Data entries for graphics
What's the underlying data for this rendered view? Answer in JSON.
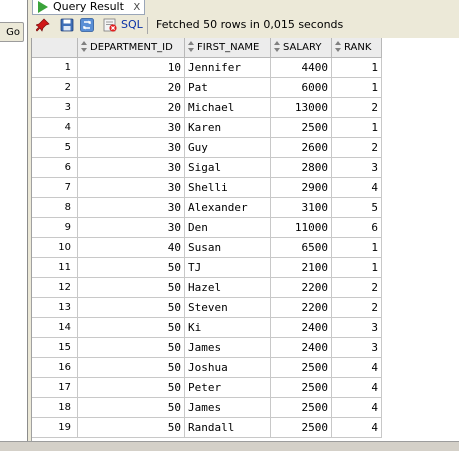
{
  "sidebar": {
    "go_label": "Go"
  },
  "tab": {
    "title": "Query Result",
    "close": "X"
  },
  "toolbar": {
    "sql_label": "SQL",
    "status": "Fetched 50 rows in 0,015 seconds"
  },
  "columns": [
    "DEPARTMENT_ID",
    "FIRST_NAME",
    "SALARY",
    "RANK"
  ],
  "rows": [
    {
      "n": "1",
      "dept": "10",
      "name": "Jennifer",
      "salary": "4400",
      "rank": "1"
    },
    {
      "n": "2",
      "dept": "20",
      "name": "Pat",
      "salary": "6000",
      "rank": "1"
    },
    {
      "n": "3",
      "dept": "20",
      "name": "Michael",
      "salary": "13000",
      "rank": "2"
    },
    {
      "n": "4",
      "dept": "30",
      "name": "Karen",
      "salary": "2500",
      "rank": "1"
    },
    {
      "n": "5",
      "dept": "30",
      "name": "Guy",
      "salary": "2600",
      "rank": "2"
    },
    {
      "n": "6",
      "dept": "30",
      "name": "Sigal",
      "salary": "2800",
      "rank": "3"
    },
    {
      "n": "7",
      "dept": "30",
      "name": "Shelli",
      "salary": "2900",
      "rank": "4"
    },
    {
      "n": "8",
      "dept": "30",
      "name": "Alexander",
      "salary": "3100",
      "rank": "5"
    },
    {
      "n": "9",
      "dept": "30",
      "name": "Den",
      "salary": "11000",
      "rank": "6"
    },
    {
      "n": "10",
      "dept": "40",
      "name": "Susan",
      "salary": "6500",
      "rank": "1"
    },
    {
      "n": "11",
      "dept": "50",
      "name": "TJ",
      "salary": "2100",
      "rank": "1"
    },
    {
      "n": "12",
      "dept": "50",
      "name": "Hazel",
      "salary": "2200",
      "rank": "2"
    },
    {
      "n": "13",
      "dept": "50",
      "name": "Steven",
      "salary": "2200",
      "rank": "2"
    },
    {
      "n": "14",
      "dept": "50",
      "name": "Ki",
      "salary": "2400",
      "rank": "3"
    },
    {
      "n": "15",
      "dept": "50",
      "name": "James",
      "salary": "2400",
      "rank": "3"
    },
    {
      "n": "16",
      "dept": "50",
      "name": "Joshua",
      "salary": "2500",
      "rank": "4"
    },
    {
      "n": "17",
      "dept": "50",
      "name": "Peter",
      "salary": "2500",
      "rank": "4"
    },
    {
      "n": "18",
      "dept": "50",
      "name": "James",
      "salary": "2500",
      "rank": "4"
    },
    {
      "n": "19",
      "dept": "50",
      "name": "Randall",
      "salary": "2500",
      "rank": "4"
    }
  ],
  "icons": {
    "tab": "play-icon",
    "toolbar": [
      "pin-icon",
      "save-icon",
      "refresh-icon",
      "delete-icon"
    ],
    "column_header": "sort-icon"
  },
  "colors": {
    "tab_play": "#3aa33a",
    "sql_text": "#0a32a6",
    "pin": "#d01818"
  }
}
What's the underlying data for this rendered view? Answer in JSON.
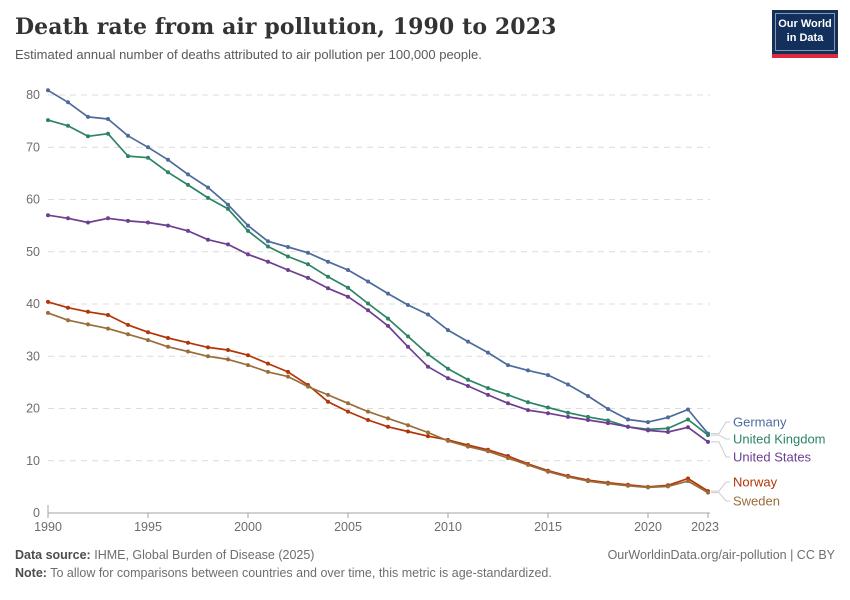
{
  "header": {
    "title": "Death rate from air pollution, 1990 to 2023",
    "subtitle": "Estimated annual number of deaths attributed to air pollution per 100,000 people.",
    "logo": {
      "line1": "Our World",
      "line2": "in Data"
    }
  },
  "chart_data": {
    "type": "line",
    "title": "Death rate from air pollution, 1990 to 2023",
    "xlabel": "",
    "ylabel": "",
    "ylim": [
      0,
      80
    ],
    "yticks": [
      0,
      10,
      20,
      30,
      40,
      50,
      60,
      70,
      80
    ],
    "xticks": [
      1990,
      1995,
      2000,
      2005,
      2010,
      2015,
      2020,
      2023
    ],
    "grid": "horizontal-dashed",
    "legend_position": "right-of-line-endpoints",
    "x": [
      1990,
      1991,
      1992,
      1993,
      1994,
      1995,
      1996,
      1997,
      1998,
      1999,
      2000,
      2001,
      2002,
      2003,
      2004,
      2005,
      2006,
      2007,
      2008,
      2009,
      2010,
      2011,
      2012,
      2013,
      2014,
      2015,
      2016,
      2017,
      2018,
      2019,
      2020,
      2021,
      2022,
      2023
    ],
    "series": [
      {
        "name": "Germany",
        "color": "#4C6A9C",
        "values": [
          80.9,
          78.6,
          75.8,
          75.4,
          72.2,
          70.0,
          67.6,
          64.8,
          62.3,
          59.0,
          55.0,
          52.0,
          50.9,
          49.8,
          48.1,
          46.5,
          44.3,
          42.0,
          39.8,
          38.0,
          35.0,
          32.8,
          30.7,
          28.3,
          27.3,
          26.4,
          24.6,
          22.4,
          19.9,
          17.9,
          17.4,
          18.3,
          19.8,
          15.2
        ]
      },
      {
        "name": "United Kingdom",
        "color": "#2C8465",
        "values": [
          75.2,
          74.1,
          72.1,
          72.6,
          68.3,
          68.0,
          65.2,
          62.8,
          60.3,
          58.2,
          54.0,
          51.0,
          49.1,
          47.6,
          45.2,
          43.1,
          40.1,
          37.2,
          33.8,
          30.4,
          27.6,
          25.5,
          23.9,
          22.6,
          21.2,
          20.2,
          19.2,
          18.4,
          17.7,
          16.5,
          16.0,
          16.2,
          17.9,
          14.9
        ]
      },
      {
        "name": "United States",
        "color": "#6D3E91",
        "values": [
          57.0,
          56.4,
          55.6,
          56.4,
          55.9,
          55.6,
          55.0,
          54.0,
          52.3,
          51.4,
          49.5,
          48.1,
          46.5,
          45.0,
          43.0,
          41.4,
          38.8,
          35.8,
          31.8,
          28.0,
          25.8,
          24.3,
          22.6,
          21.0,
          19.7,
          19.1,
          18.4,
          17.8,
          17.2,
          16.5,
          15.8,
          15.5,
          16.4,
          13.6
        ]
      },
      {
        "name": "Norway",
        "color": "#B13507",
        "values": [
          40.4,
          39.3,
          38.5,
          37.9,
          36.0,
          34.6,
          33.5,
          32.6,
          31.7,
          31.2,
          30.2,
          28.6,
          27.0,
          24.5,
          21.3,
          19.4,
          17.8,
          16.5,
          15.6,
          14.7,
          14.0,
          13.0,
          12.1,
          10.9,
          9.4,
          8.1,
          7.1,
          6.3,
          5.8,
          5.4,
          5.0,
          5.3,
          6.6,
          4.2
        ]
      },
      {
        "name": "Sweden",
        "color": "#996D39",
        "values": [
          38.3,
          36.9,
          36.1,
          35.3,
          34.2,
          33.1,
          31.8,
          30.9,
          30.0,
          29.4,
          28.3,
          27.0,
          26.1,
          24.2,
          22.6,
          21.0,
          19.4,
          18.1,
          16.8,
          15.4,
          13.8,
          12.7,
          11.8,
          10.5,
          9.2,
          7.9,
          6.9,
          6.1,
          5.6,
          5.2,
          4.9,
          5.1,
          6.1,
          3.9
        ]
      }
    ]
  },
  "footer": {
    "source_label": "Data source:",
    "source_text": "IHME, Global Burden of Disease (2025)",
    "attribution": "OurWorldinData.org/air-pollution | CC BY",
    "note_label": "Note:",
    "note_text": "To allow for comparisons between countries and over time, this metric is age-standardized."
  }
}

• _TASK STATEMENT_: Quote the preceding records in their entirety, excluding every picture.

• _WRITTEN SOLUTION_:
What's the underlying data for this rendered view? Answer in JSON.
{
  "sidebar": {
    "go_label": "Go"
  },
  "tab": {
    "title": "Query Result",
    "close": "X"
  },
  "toolbar": {
    "sql_label": "SQL",
    "status": "Fetched 50 rows in 0,015 seconds"
  },
  "columns": [
    "DEPARTMENT_ID",
    "FIRST_NAME",
    "SALARY",
    "RANK"
  ],
  "rows": [
    {
      "n": "1",
      "dept": "10",
      "name": "Jennifer",
      "salary": "4400",
      "rank": "1"
    },
    {
      "n": "2",
      "dept": "20",
      "name": "Pat",
      "salary": "6000",
      "rank": "1"
    },
    {
      "n": "3",
      "dept": "20",
      "name": "Michael",
      "salary": "13000",
      "rank": "2"
    },
    {
      "n": "4",
      "dept": "30",
      "name": "Karen",
      "salary": "2500",
      "rank": "1"
    },
    {
      "n": "5",
      "dept": "30",
      "name": "Guy",
      "salary": "2600",
      "rank": "2"
    },
    {
      "n": "6",
      "dept": "30",
      "name": "Sigal",
      "salary": "2800",
      "rank": "3"
    },
    {
      "n": "7",
      "dept": "30",
      "name": "Shelli",
      "salary": "2900",
      "rank": "4"
    },
    {
      "n": "8",
      "dept": "30",
      "name": "Alexander",
      "salary": "3100",
      "rank": "5"
    },
    {
      "n": "9",
      "dept": "30",
      "name": "Den",
      "salary": "11000",
      "rank": "6"
    },
    {
      "n": "10",
      "dept": "40",
      "name": "Susan",
      "salary": "6500",
      "rank": "1"
    },
    {
      "n": "11",
      "dept": "50",
      "name": "TJ",
      "salary": "2100",
      "rank": "1"
    },
    {
      "n": "12",
      "dept": "50",
      "name": "Hazel",
      "salary": "2200",
      "rank": "2"
    },
    {
      "n": "13",
      "dept": "50",
      "name": "Steven",
      "salary": "2200",
      "rank": "2"
    },
    {
      "n": "14",
      "dept": "50",
      "name": "Ki",
      "salary": "2400",
      "rank": "3"
    },
    {
      "n": "15",
      "dept": "50",
      "name": "James",
      "salary": "2400",
      "rank": "3"
    },
    {
      "n": "16",
      "dept": "50",
      "name": "Joshua",
      "salary": "2500",
      "rank": "4"
    },
    {
      "n": "17",
      "dept": "50",
      "name": "Peter",
      "salary": "2500",
      "rank": "4"
    },
    {
      "n": "18",
      "dept": "50",
      "name": "James",
      "salary": "2500",
      "rank": "4"
    },
    {
      "n": "19",
      "dept": "50",
      "name": "Randall",
      "salary": "2500",
      "rank": "4"
    }
  ],
  "icons": {
    "tab": "play-icon",
    "toolbar": [
      "pin-icon",
      "save-icon",
      "refresh-icon",
      "delete-icon"
    ],
    "column_header": "sort-icon"
  },
  "colors": {
    "tab_play": "#3aa33a",
    "sql_text": "#0a32a6",
    "pin": "#d01818"
  }
}
What's the underlying data for this rendered view? Answer in JSON.
{
  "header": {
    "title": "Death rate from air pollution, 1990 to 2023",
    "subtitle": "Estimated annual number of deaths attributed to air pollution per 100,000 people.",
    "logo": {
      "line1": "Our World",
      "line2": "in Data"
    }
  },
  "chart_data": {
    "type": "line",
    "title": "Death rate from air pollution, 1990 to 2023",
    "xlabel": "",
    "ylabel": "",
    "ylim": [
      0,
      80
    ],
    "yticks": [
      0,
      10,
      20,
      30,
      40,
      50,
      60,
      70,
      80
    ],
    "xticks": [
      1990,
      1995,
      2000,
      2005,
      2010,
      2015,
      2020,
      2023
    ],
    "grid": "horizontal-dashed",
    "legend_position": "right-of-line-endpoints",
    "x": [
      1990,
      1991,
      1992,
      1993,
      1994,
      1995,
      1996,
      1997,
      1998,
      1999,
      2000,
      2001,
      2002,
      2003,
      2004,
      2005,
      2006,
      2007,
      2008,
      2009,
      2010,
      2011,
      2012,
      2013,
      2014,
      2015,
      2016,
      2017,
      2018,
      2019,
      2020,
      2021,
      2022,
      2023
    ],
    "series": [
      {
        "name": "Germany",
        "color": "#4C6A9C",
        "values": [
          80.9,
          78.6,
          75.8,
          75.4,
          72.2,
          70.0,
          67.6,
          64.8,
          62.3,
          59.0,
          55.0,
          52.0,
          50.9,
          49.8,
          48.1,
          46.5,
          44.3,
          42.0,
          39.8,
          38.0,
          35.0,
          32.8,
          30.7,
          28.3,
          27.3,
          26.4,
          24.6,
          22.4,
          19.9,
          17.9,
          17.4,
          18.3,
          19.8,
          15.2
        ]
      },
      {
        "name": "United Kingdom",
        "color": "#2C8465",
        "values": [
          75.2,
          74.1,
          72.1,
          72.6,
          68.3,
          68.0,
          65.2,
          62.8,
          60.3,
          58.2,
          54.0,
          51.0,
          49.1,
          47.6,
          45.2,
          43.1,
          40.1,
          37.2,
          33.8,
          30.4,
          27.6,
          25.5,
          23.9,
          22.6,
          21.2,
          20.2,
          19.2,
          18.4,
          17.7,
          16.5,
          16.0,
          16.2,
          17.9,
          14.9
        ]
      },
      {
        "name": "United States",
        "color": "#6D3E91",
        "values": [
          57.0,
          56.4,
          55.6,
          56.4,
          55.9,
          55.6,
          55.0,
          54.0,
          52.3,
          51.4,
          49.5,
          48.1,
          46.5,
          45.0,
          43.0,
          41.4,
          38.8,
          35.8,
          31.8,
          28.0,
          25.8,
          24.3,
          22.6,
          21.0,
          19.7,
          19.1,
          18.4,
          17.8,
          17.2,
          16.5,
          15.8,
          15.5,
          16.4,
          13.6
        ]
      },
      {
        "name": "Norway",
        "color": "#B13507",
        "values": [
          40.4,
          39.3,
          38.5,
          37.9,
          36.0,
          34.6,
          33.5,
          32.6,
          31.7,
          31.2,
          30.2,
          28.6,
          27.0,
          24.5,
          21.3,
          19.4,
          17.8,
          16.5,
          15.6,
          14.7,
          14.0,
          13.0,
          12.1,
          10.9,
          9.4,
          8.1,
          7.1,
          6.3,
          5.8,
          5.4,
          5.0,
          5.3,
          6.6,
          4.2
        ]
      },
      {
        "name": "Sweden",
        "color": "#996D39",
        "values": [
          38.3,
          36.9,
          36.1,
          35.3,
          34.2,
          33.1,
          31.8,
          30.9,
          30.0,
          29.4,
          28.3,
          27.0,
          26.1,
          24.2,
          22.6,
          21.0,
          19.4,
          18.1,
          16.8,
          15.4,
          13.8,
          12.7,
          11.8,
          10.5,
          9.2,
          7.9,
          6.9,
          6.1,
          5.6,
          5.2,
          4.9,
          5.1,
          6.1,
          3.9
        ]
      }
    ]
  },
  "footer": {
    "source_label": "Data source:",
    "source_text": "IHME, Global Burden of Disease (2025)",
    "attribution": "OurWorldinData.org/air-pollution | CC BY",
    "note_label": "Note:",
    "note_text": "To allow for comparisons between countries and over time, this metric is age-standardized."
  }
}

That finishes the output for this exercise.